Stated task: What number of lines contain the word "JSON"? Reply with the number and nothing else.

Data provided:
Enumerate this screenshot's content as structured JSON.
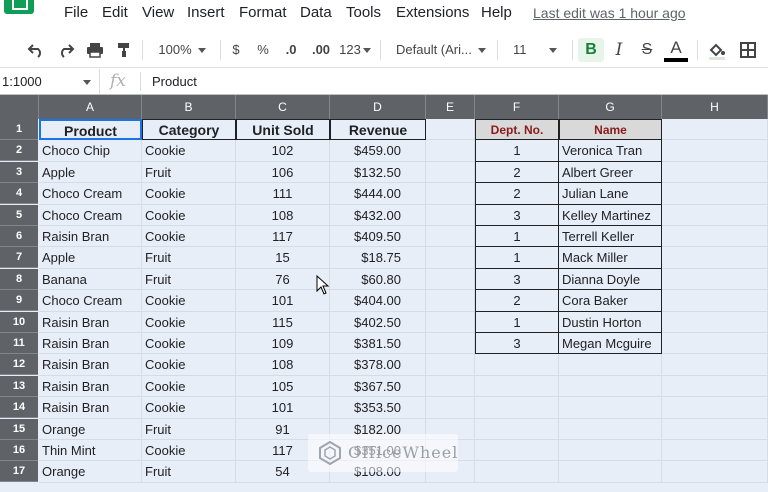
{
  "menu": {
    "items": [
      "File",
      "Edit",
      "View",
      "Insert",
      "Format",
      "Data",
      "Tools",
      "Extensions",
      "Help"
    ],
    "last_edit": "Last edit was 1 hour ago"
  },
  "toolbar": {
    "zoom": "100%",
    "currency": "$",
    "percent": "%",
    "decimal_decrease": ".0",
    "decimal_increase": ".00",
    "more_formats": "123",
    "font": "Default (Ari...",
    "font_size": "11",
    "bold": "B",
    "italic": "I",
    "strike": "S",
    "text_color": "A"
  },
  "formula_bar": {
    "name_box": "1:1000",
    "fx": "fx",
    "value": "Product"
  },
  "columns": [
    "A",
    "B",
    "C",
    "D",
    "E",
    "F",
    "G",
    "H"
  ],
  "rows": [
    "1",
    "2",
    "3",
    "4",
    "5",
    "6",
    "7",
    "8",
    "9",
    "10",
    "11",
    "12",
    "13",
    "14",
    "15",
    "16",
    "17"
  ],
  "table1": {
    "headers": [
      "Product",
      "Category",
      "Unit Sold",
      "Revenue"
    ],
    "rows": [
      [
        "Choco Chip",
        "Cookie",
        "102",
        "$459.00"
      ],
      [
        "Apple",
        "Fruit",
        "106",
        "$132.50"
      ],
      [
        "Choco Cream",
        "Cookie",
        "111",
        "$444.00"
      ],
      [
        "Choco Cream",
        "Cookie",
        "108",
        "$432.00"
      ],
      [
        "Raisin Bran",
        "Cookie",
        "117",
        "$409.50"
      ],
      [
        "Apple",
        "Fruit",
        "15",
        "$18.75"
      ],
      [
        "Banana",
        "Fruit",
        "76",
        "$60.80"
      ],
      [
        "Choco Cream",
        "Cookie",
        "101",
        "$404.00"
      ],
      [
        "Raisin Bran",
        "Cookie",
        "115",
        "$402.50"
      ],
      [
        "Raisin Bran",
        "Cookie",
        "109",
        "$381.50"
      ],
      [
        "Raisin Bran",
        "Cookie",
        "108",
        "$378.00"
      ],
      [
        "Raisin Bran",
        "Cookie",
        "105",
        "$367.50"
      ],
      [
        "Raisin Bran",
        "Cookie",
        "101",
        "$353.50"
      ],
      [
        "Orange",
        "Fruit",
        "91",
        "$182.00"
      ],
      [
        "Thin Mint",
        "Cookie",
        "117",
        "$351.00"
      ],
      [
        "Orange",
        "Fruit",
        "54",
        "$108.00"
      ]
    ]
  },
  "table2": {
    "headers": [
      "Dept. No.",
      "Name"
    ],
    "rows": [
      [
        "1",
        "Veronica Tran"
      ],
      [
        "2",
        "Albert Greer"
      ],
      [
        "2",
        "Julian Lane"
      ],
      [
        "3",
        "Kelley Martinez"
      ],
      [
        "1",
        "Terrell Keller"
      ],
      [
        "1",
        "Mack Miller"
      ],
      [
        "3",
        "Dianna Doyle"
      ],
      [
        "2",
        "Cora Baker"
      ],
      [
        "1",
        "Dustin Horton"
      ],
      [
        "3",
        "Megan Mcguire"
      ]
    ]
  },
  "watermark": "OfficeWheel",
  "colors": {
    "header_bg": "#5f6368",
    "grid_bg": "#e8eef8",
    "selection": "#1a73e8",
    "name_header_text": "#8b1a1a",
    "logo_green": "#0f9d58"
  },
  "icons": [
    "undo-icon",
    "redo-icon",
    "print-icon",
    "paint-format-icon",
    "fill-color-icon",
    "borders-icon",
    "mouse-cursor-icon"
  ]
}
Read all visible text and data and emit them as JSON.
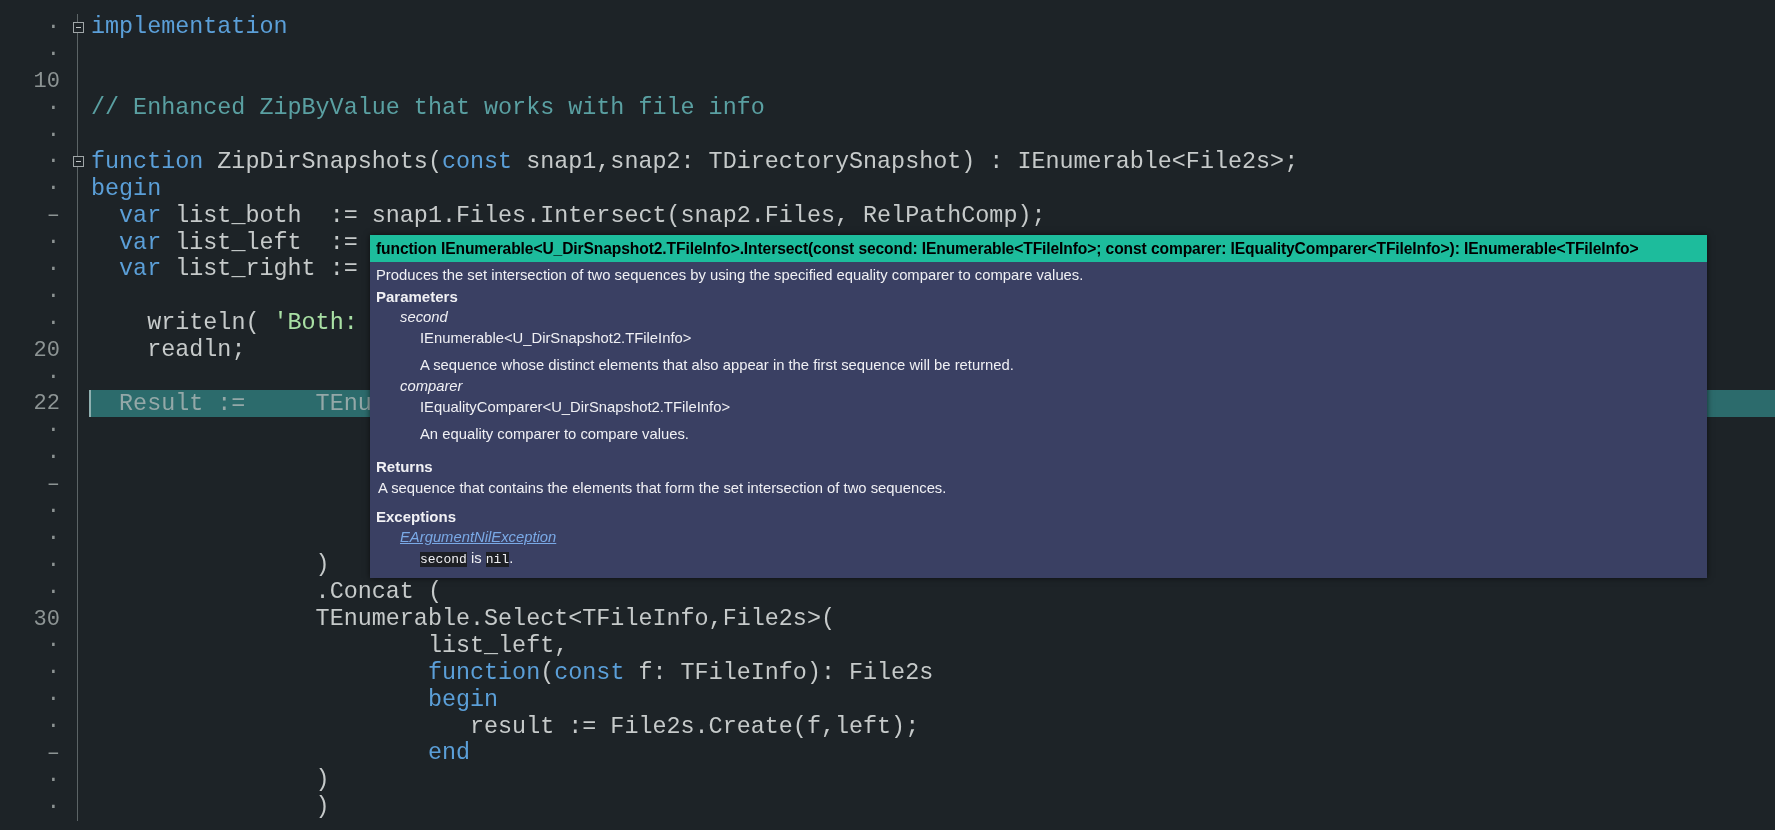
{
  "editor": {
    "lines": [
      {
        "gutter": "·",
        "fold_box": true,
        "current": false,
        "tokens": [
          {
            "text": "implementation",
            "kind": "kw"
          }
        ]
      },
      {
        "gutter": "·",
        "fold_box": false,
        "current": false
      },
      {
        "gutter": "10",
        "fold_box": false,
        "current": false
      },
      {
        "gutter": "·",
        "fold_box": false,
        "current": false,
        "tokens": [
          {
            "text": "// Enhanced ZipByValue that works with file info",
            "kind": "comment"
          }
        ]
      },
      {
        "gutter": "·",
        "fold_box": false,
        "current": false
      },
      {
        "gutter": "·",
        "fold_box": true,
        "current": false,
        "tokens": [
          {
            "text": "function",
            "kind": "kw"
          },
          {
            "text": " ZipDirSnapshots(",
            "kind": "id"
          },
          {
            "text": "const",
            "kind": "kw"
          },
          {
            "text": " snap1,snap2: TDirectorySnapshot) : IEnumerable<File2s>;",
            "kind": "id"
          }
        ]
      },
      {
        "gutter": "·",
        "fold_box": false,
        "current": false,
        "tokens": [
          {
            "text": "begin",
            "kind": "kw"
          }
        ]
      },
      {
        "gutter": "–",
        "fold_box": false,
        "current": false,
        "tokens": [
          {
            "text": "  var",
            "kind": "kw"
          },
          {
            "text": " list_both  := snap1.Files.Intersect(snap2.Files, RelPathComp);",
            "kind": "id"
          }
        ]
      },
      {
        "gutter": "·",
        "fold_box": false,
        "current": false,
        "tokens": [
          {
            "text": "  var",
            "kind": "kw"
          },
          {
            "text": " list_left  :=",
            "kind": "id"
          }
        ]
      },
      {
        "gutter": "·",
        "fold_box": false,
        "current": false,
        "tokens": [
          {
            "text": "  var",
            "kind": "kw"
          },
          {
            "text": " list_right :=",
            "kind": "id"
          }
        ]
      },
      {
        "gutter": "·",
        "fold_box": false,
        "current": false
      },
      {
        "gutter": "·",
        "fold_box": false,
        "current": false,
        "tokens": [
          {
            "text": "    writeln( ",
            "kind": "id"
          },
          {
            "text": "'Both:",
            "kind": "str"
          }
        ]
      },
      {
        "gutter": "20",
        "fold_box": false,
        "current": false,
        "tokens": [
          {
            "text": "    readln;",
            "kind": "id"
          }
        ]
      },
      {
        "gutter": "·",
        "fold_box": false,
        "current": false
      },
      {
        "gutter": "22",
        "fold_box": false,
        "current": true,
        "tokens": [
          {
            "text": "  Result :=     TEnu",
            "kind": "id"
          }
        ]
      },
      {
        "gutter": "·",
        "fold_box": false,
        "current": false
      },
      {
        "gutter": "·",
        "fold_box": false,
        "current": false
      },
      {
        "gutter": "–",
        "fold_box": false,
        "current": false
      },
      {
        "gutter": "·",
        "fold_box": false,
        "current": false
      },
      {
        "gutter": "·",
        "fold_box": false,
        "current": false
      },
      {
        "gutter": "·",
        "fold_box": false,
        "current": false,
        "tokens": [
          {
            "text": "                )",
            "kind": "id"
          }
        ]
      },
      {
        "gutter": "·",
        "fold_box": false,
        "current": false,
        "tokens": [
          {
            "text": "                .Concat (",
            "kind": "id"
          }
        ]
      },
      {
        "gutter": "30",
        "fold_box": false,
        "current": false,
        "tokens": [
          {
            "text": "                TEnumerable.Select<TFileInfo,File2s>(",
            "kind": "id"
          }
        ]
      },
      {
        "gutter": "·",
        "fold_box": false,
        "current": false,
        "tokens": [
          {
            "text": "                        list_left,",
            "kind": "id"
          }
        ]
      },
      {
        "gutter": "·",
        "fold_box": false,
        "current": false,
        "tokens": [
          {
            "text": "                        function",
            "kind": "kw"
          },
          {
            "text": "(",
            "kind": "id"
          },
          {
            "text": "const",
            "kind": "kw"
          },
          {
            "text": " f: TFileInfo): File2s",
            "kind": "id"
          }
        ]
      },
      {
        "gutter": "·",
        "fold_box": false,
        "current": false,
        "tokens": [
          {
            "text": "                        begin",
            "kind": "kw"
          }
        ]
      },
      {
        "gutter": "·",
        "fold_box": false,
        "current": false,
        "tokens": [
          {
            "text": "                           result := File2s.Create(f,left);",
            "kind": "id"
          }
        ]
      },
      {
        "gutter": "–",
        "fold_box": false,
        "current": false,
        "tokens": [
          {
            "text": "                        end",
            "kind": "kw"
          }
        ]
      },
      {
        "gutter": "·",
        "fold_box": false,
        "current": false,
        "tokens": [
          {
            "text": "                )",
            "kind": "id"
          }
        ]
      },
      {
        "gutter": "·",
        "fold_box": false,
        "current": false,
        "tokens": [
          {
            "text": "                )",
            "kind": "id"
          }
        ]
      }
    ]
  },
  "tooltip": {
    "signature": "function IEnumerable<U_DirSnapshot2.TFileInfo>.Intersect(const second: IEnumerable<TFileInfo>; const comparer: IEqualityComparer<TFileInfo>): IEnumerable<TFileInfo>",
    "summary": "Produces the set intersection of two sequences by using the specified equality comparer to compare values.",
    "parameters_heading": "Parameters",
    "parameters": [
      {
        "name": "second",
        "type": "IEnumerable<U_DirSnapshot2.TFileInfo>",
        "description": "A sequence whose distinct elements that also appear in the first sequence will be returned."
      },
      {
        "name": "comparer",
        "type": "IEqualityComparer<U_DirSnapshot2.TFileInfo>",
        "description": "An equality comparer to compare values."
      }
    ],
    "returns_heading": "Returns",
    "returns": "A sequence that contains the elements that form the set intersection of two sequences.",
    "exceptions_heading": "Exceptions",
    "exceptions": [
      {
        "name": "EArgumentNilException",
        "condition": [
          {
            "text": "second",
            "kind": "code"
          },
          {
            "text": " is ",
            "kind": "plain"
          },
          {
            "text": "nil",
            "kind": "code"
          },
          {
            "text": ".",
            "kind": "plain"
          }
        ]
      }
    ]
  }
}
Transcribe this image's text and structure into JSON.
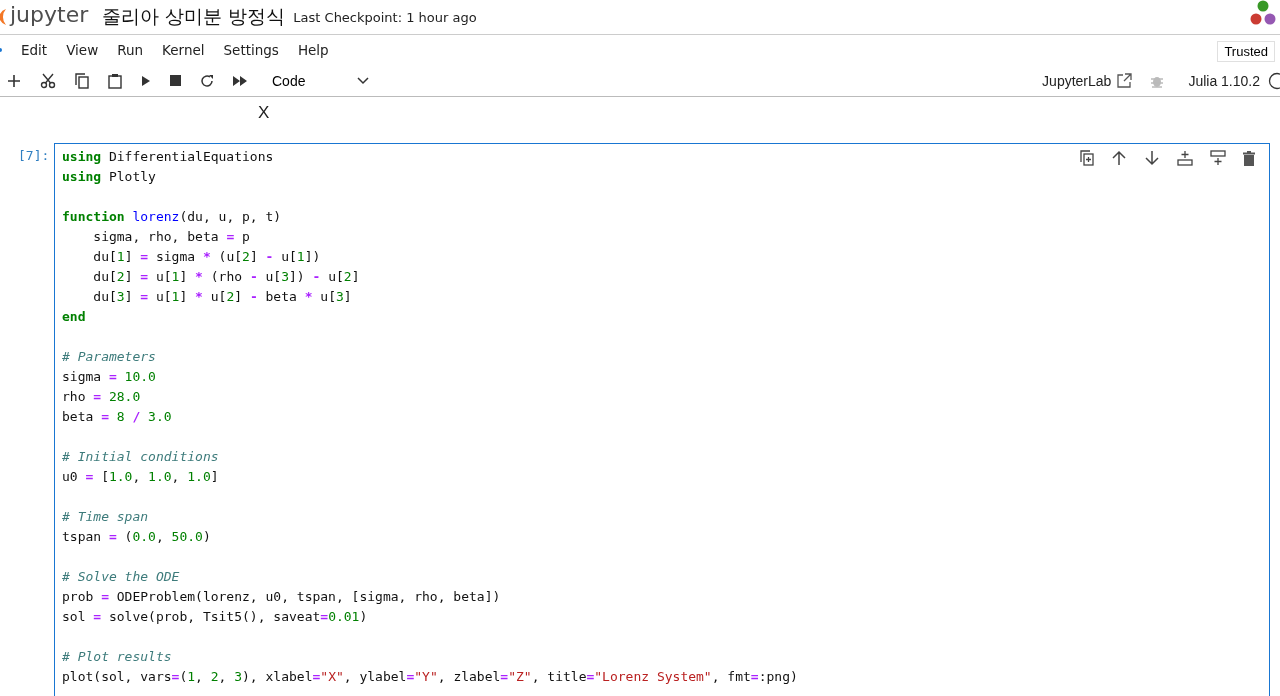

Exercise result: 3